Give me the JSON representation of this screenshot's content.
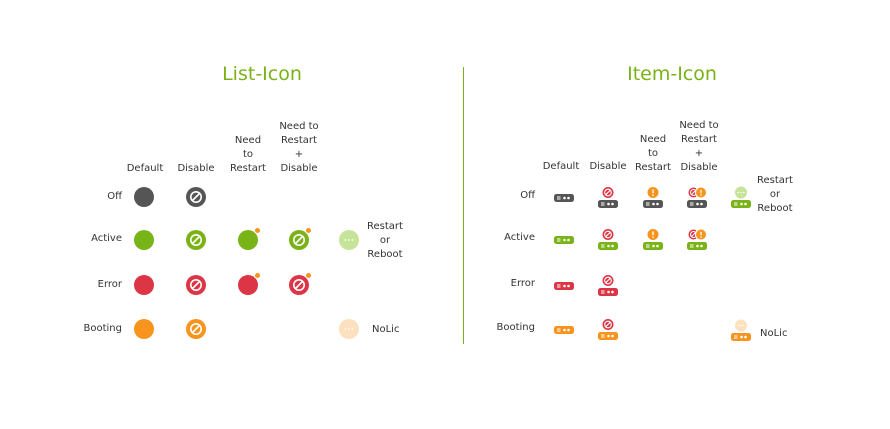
{
  "colors": {
    "off": "#555555",
    "active": "#7ab317",
    "error": "#dc3545",
    "booting": "#f7941d",
    "restart_light": "#c6e39a",
    "nolic_light": "#fde0bd",
    "title": "#7ab317"
  },
  "list_icon": {
    "title": "List-Icon",
    "columns": [
      {
        "key": "default",
        "label": "Default"
      },
      {
        "key": "disable",
        "label": "Disable"
      },
      {
        "key": "need_restart",
        "label": "Need\nto\nRestart"
      },
      {
        "key": "need_restart_disable",
        "label": "Need to\nRestart\n+\nDisable"
      }
    ],
    "rows": [
      {
        "key": "off",
        "label": "Off",
        "cells": [
          "default",
          "disable"
        ]
      },
      {
        "key": "active",
        "label": "Active",
        "cells": [
          "default",
          "disable",
          "need_restart",
          "need_restart_disable"
        ]
      },
      {
        "key": "error",
        "label": "Error",
        "cells": [
          "default",
          "disable",
          "need_restart",
          "need_restart_disable"
        ]
      },
      {
        "key": "booting",
        "label": "Booting",
        "cells": [
          "default",
          "disable"
        ]
      }
    ],
    "extras": [
      {
        "key": "restart_reboot",
        "label": "Restart\nor\nReboot",
        "row": "active"
      },
      {
        "key": "nolic",
        "label": "NoLic",
        "row": "booting"
      }
    ]
  },
  "item_icon": {
    "title": "Item-Icon",
    "columns": [
      {
        "key": "default",
        "label": "Default"
      },
      {
        "key": "disable",
        "label": "Disable"
      },
      {
        "key": "need_restart",
        "label": "Need\nto\nRestart"
      },
      {
        "key": "need_restart_disable",
        "label": "Need to\nRestart\n+\nDisable"
      }
    ],
    "rows": [
      {
        "key": "off",
        "label": "Off",
        "cells": [
          "default",
          "disable",
          "need_restart",
          "need_restart_disable"
        ]
      },
      {
        "key": "active",
        "label": "Active",
        "cells": [
          "default",
          "disable",
          "need_restart",
          "need_restart_disable"
        ]
      },
      {
        "key": "error",
        "label": "Error",
        "cells": [
          "default",
          "disable"
        ]
      },
      {
        "key": "booting",
        "label": "Booting",
        "cells": [
          "default",
          "disable"
        ]
      }
    ],
    "extras": [
      {
        "key": "restart_reboot",
        "label": "Restart\nor\nReboot",
        "row": "off"
      },
      {
        "key": "nolic",
        "label": "NoLic",
        "row": "booting"
      }
    ]
  }
}
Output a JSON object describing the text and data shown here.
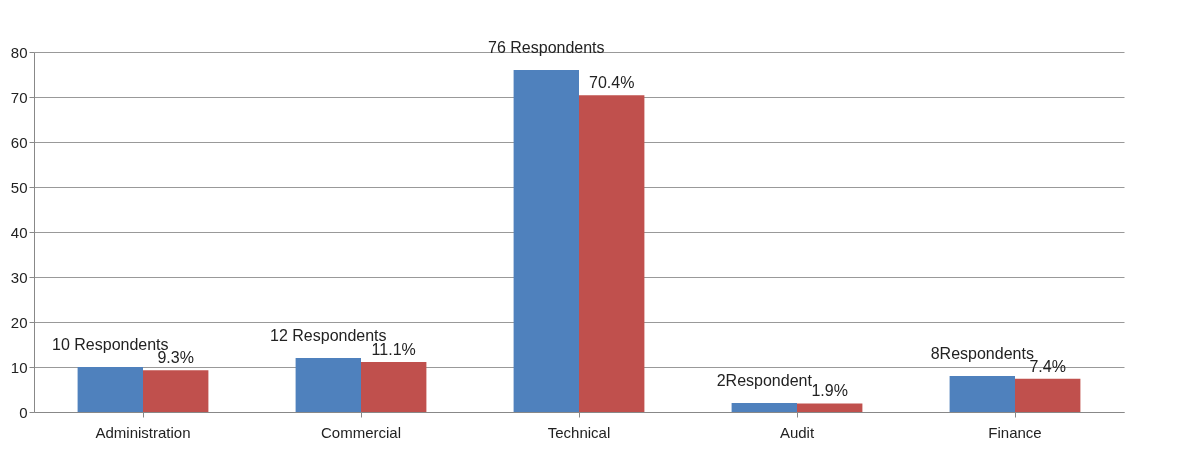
{
  "chart_data": {
    "type": "bar",
    "categories": [
      "Administration",
      "Commercial",
      "Technical",
      "Audit",
      "Finance"
    ],
    "series": [
      {
        "color": "#4f81bd",
        "values": [
          10,
          12,
          76,
          2,
          8
        ],
        "value_labels": [
          "10 Respondents",
          "12 Respondents",
          "76 Respondents",
          "2Respondent",
          "8Respondents"
        ]
      },
      {
        "color": "#c0504d",
        "values": [
          9.3,
          11.1,
          70.4,
          1.9,
          7.4
        ],
        "value_labels": [
          "9.3%",
          "11.1%",
          "70.4%",
          "1.9%",
          "7.4%"
        ]
      }
    ],
    "ylim": [
      0,
      80
    ],
    "yticks": [
      0,
      10,
      20,
      30,
      40,
      50,
      60,
      70,
      80
    ],
    "grid": "y",
    "legend": false
  }
}
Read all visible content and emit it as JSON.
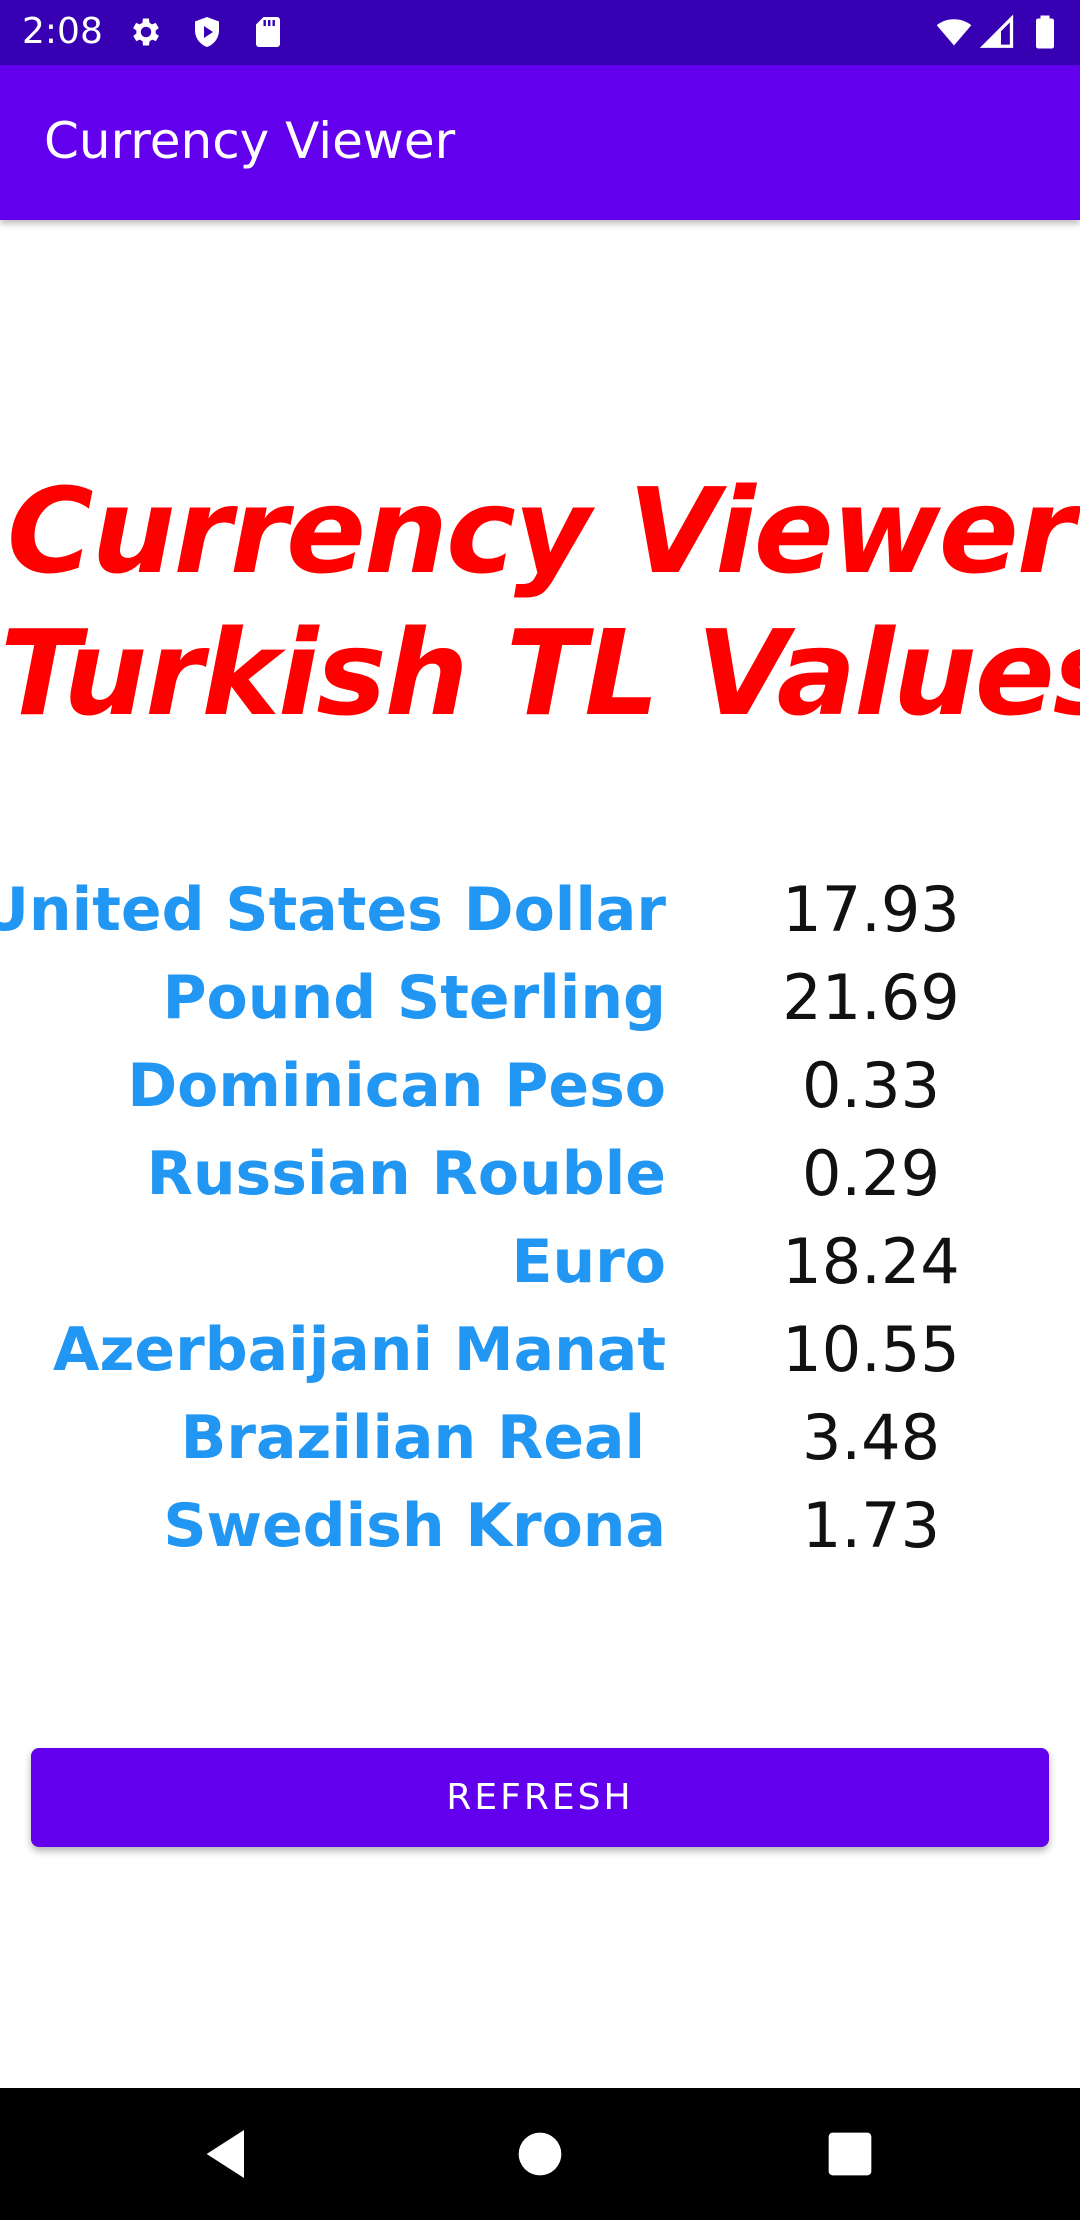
{
  "status_bar": {
    "time": "2:08",
    "icons_left": [
      "gear-icon",
      "shield-play-icon",
      "sd-card-icon"
    ],
    "icons_right": [
      "wifi-icon",
      "signal-icon",
      "battery-icon"
    ]
  },
  "app_bar": {
    "title": "Currency Viewer"
  },
  "heading": {
    "line1": "Currency Viewer",
    "line2": "Turkish TL Values"
  },
  "rates": [
    {
      "name": "United States Dollar",
      "value": "17.93"
    },
    {
      "name": "Pound Sterling",
      "value": "21.69"
    },
    {
      "name": "Dominican Peso",
      "value": "0.33"
    },
    {
      "name": "Russian Rouble",
      "value": "0.29"
    },
    {
      "name": "Euro",
      "value": "18.24"
    },
    {
      "name": "Azerbaijani Manat",
      "value": "10.55"
    },
    {
      "name": "Brazilian Real ",
      "value": "3.48"
    },
    {
      "name": "Swedish Krona",
      "value": "1.73"
    }
  ],
  "refresh_button": {
    "label": "REFRESH"
  },
  "nav_bar": {
    "buttons": [
      "back-icon",
      "home-icon",
      "recents-icon"
    ]
  },
  "colors": {
    "status_bar": "#3700B3",
    "app_bar": "#6200EE",
    "heading": "#FF0000",
    "currency_name": "#2196F3",
    "button": "#6200EE"
  }
}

PROBLEM STATEMENT: Count how many lines contain "Viewer" and give only that count.

WRITTEN RESPONSE: 2